Exercise instructions: Entries follow. Set all of them down as they stand.

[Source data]

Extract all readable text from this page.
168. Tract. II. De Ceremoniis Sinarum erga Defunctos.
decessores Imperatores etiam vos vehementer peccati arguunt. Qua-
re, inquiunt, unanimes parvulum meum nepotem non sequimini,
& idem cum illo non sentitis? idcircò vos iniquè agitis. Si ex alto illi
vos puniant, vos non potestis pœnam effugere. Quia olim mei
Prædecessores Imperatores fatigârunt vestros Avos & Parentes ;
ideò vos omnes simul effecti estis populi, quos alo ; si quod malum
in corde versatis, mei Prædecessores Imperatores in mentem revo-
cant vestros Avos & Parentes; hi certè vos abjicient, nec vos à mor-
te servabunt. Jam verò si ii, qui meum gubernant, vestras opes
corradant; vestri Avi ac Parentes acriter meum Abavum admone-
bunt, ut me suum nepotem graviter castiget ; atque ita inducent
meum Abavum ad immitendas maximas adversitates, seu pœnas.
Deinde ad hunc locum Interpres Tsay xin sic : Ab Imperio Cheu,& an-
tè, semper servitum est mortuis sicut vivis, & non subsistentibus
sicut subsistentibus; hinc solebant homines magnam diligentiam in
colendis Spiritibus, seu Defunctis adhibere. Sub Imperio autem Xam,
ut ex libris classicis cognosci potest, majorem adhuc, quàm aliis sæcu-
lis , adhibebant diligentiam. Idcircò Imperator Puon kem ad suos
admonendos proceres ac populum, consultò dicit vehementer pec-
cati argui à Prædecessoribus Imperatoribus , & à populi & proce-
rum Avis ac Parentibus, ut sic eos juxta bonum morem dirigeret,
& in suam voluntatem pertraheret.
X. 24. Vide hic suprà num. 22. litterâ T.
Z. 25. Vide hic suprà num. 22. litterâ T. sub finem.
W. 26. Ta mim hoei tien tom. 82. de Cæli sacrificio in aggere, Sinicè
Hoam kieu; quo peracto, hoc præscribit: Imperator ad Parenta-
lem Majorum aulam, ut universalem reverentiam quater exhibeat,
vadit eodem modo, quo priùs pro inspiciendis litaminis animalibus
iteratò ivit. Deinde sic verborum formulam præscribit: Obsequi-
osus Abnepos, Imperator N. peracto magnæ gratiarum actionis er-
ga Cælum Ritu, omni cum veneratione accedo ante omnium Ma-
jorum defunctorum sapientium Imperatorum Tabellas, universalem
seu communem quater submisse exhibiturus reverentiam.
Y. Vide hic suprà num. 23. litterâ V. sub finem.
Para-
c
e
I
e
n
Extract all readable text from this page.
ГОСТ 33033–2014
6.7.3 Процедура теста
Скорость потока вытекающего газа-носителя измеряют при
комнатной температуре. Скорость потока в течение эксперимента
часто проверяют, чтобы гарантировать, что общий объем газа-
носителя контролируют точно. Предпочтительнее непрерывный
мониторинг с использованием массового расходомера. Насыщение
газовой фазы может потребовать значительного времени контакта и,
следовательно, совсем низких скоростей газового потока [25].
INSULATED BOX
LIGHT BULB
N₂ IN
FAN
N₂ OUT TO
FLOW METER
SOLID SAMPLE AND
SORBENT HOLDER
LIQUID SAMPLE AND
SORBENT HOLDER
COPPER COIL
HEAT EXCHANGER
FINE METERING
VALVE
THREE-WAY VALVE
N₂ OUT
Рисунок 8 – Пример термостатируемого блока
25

Reply to the task:
Extract all readable text from this page.
168. Tract. II. De Ceremoniis Sinarum erga Defunctos.
decessores Imperatores etiam vos vehementer peccati arguunt. Qua-
re, inquiunt, unanimes parvulum meum nepotem non sequimini,
& idem cum illo non sentitis? idcircò vos iniquè agitis. Si ex alto illi
vos puniant, vos non potestis pœnam effugere. Quia olim mei
Prædecessores Imperatores fatigârunt vestros Avos & Parentes ;
ideò vos omnes simul effecti estis populi, quos alo ; si quod malum
in corde versatis, mei Prædecessores Imperatores in mentem revo-
cant vestros Avos & Parentes; hi certè vos abjicient, nec vos à mor-
te servabunt. Jam verò si ii, qui meum gubernant, vestras opes
corradant; vestri Avi ac Parentes acriter meum Abavum admone-
bunt, ut me suum nepotem graviter castiget ; atque ita inducent
meum Abavum ad immitendas maximas adversitates, seu pœnas.
Deinde ad hunc locum Interpres Tsay xin sic : Ab Imperio Cheu,& an-
tè, semper servitum est mortuis sicut vivis, & non subsistentibus
sicut subsistentibus; hinc solebant homines magnam diligentiam in
colendis Spiritibus, seu Defunctis adhibere. Sub Imperio autem Xam,
ut ex libris classicis cognosci potest, majorem adhuc, quàm aliis sæcu-
lis , adhibebant diligentiam. Idcircò Imperator Puon kem ad suos
admonendos proceres ac populum, consultò dicit vehementer pec-
cati argui à Prædecessoribus Imperatoribus , & à populi & proce-
rum Avis ac Parentibus, ut sic eos juxta bonum morem dirigeret,
& in suam voluntatem pertraheret.
X. 24. Vide hic suprà num. 22. litterâ T.
Z. 25. Vide hic suprà num. 22. litterâ T. sub finem.
W. 26. Ta mim hoei tien tom. 82. de Cæli sacrificio in aggere, Sinicè
Hoam kieu; quo peracto, hoc præscribit: Imperator ad Parenta-
lem Majorum aulam, ut universalem reverentiam quater exhibeat,
vadit eodem modo, quo priùs pro inspiciendis litaminis animalibus
iteratò ivit. Deinde sic verborum formulam præscribit: Obsequi-
osus Abnepos, Imperator N. peracto magnæ gratiarum actionis er-
ga Cælum Ritu, omni cum veneratione accedo ante omnium Ma-
jorum defunctorum sapientium Imperatorum Tabellas, universalem
seu communem quater submisse exhibiturus reverentiam.
Y. Vide hic suprà num. 23. litterâ V. sub finem.
Para-
c
e
I
e
n
Extract all readable text from this page.
ГОСТ 33033–2014
6.7.3 Процедура теста
Скорость потока вытекающего газа-носителя измеряют при
комнатной температуре. Скорость потока в течение эксперимента
часто проверяют, чтобы гарантировать, что общий объем газа-
носителя контролируют точно. Предпочтительнее непрерывный
мониторинг с использованием массового расходомера. Насыщение
газовой фазы может потребовать значительного времени контакта и,
следовательно, совсем низких скоростей газового потока [25].
INSULATED BOX
LIGHT BULB
N₂ IN
FAN
N₂ OUT TO
FLOW METER
SOLID SAMPLE AND
SORBENT HOLDER
LIQUID SAMPLE AND
SORBENT HOLDER
COPPER COIL
HEAT EXCHANGER
FINE METERING
VALVE
THREE-WAY VALVE
N₂ OUT
Рисунок 8 – Пример термостатируемого блока
25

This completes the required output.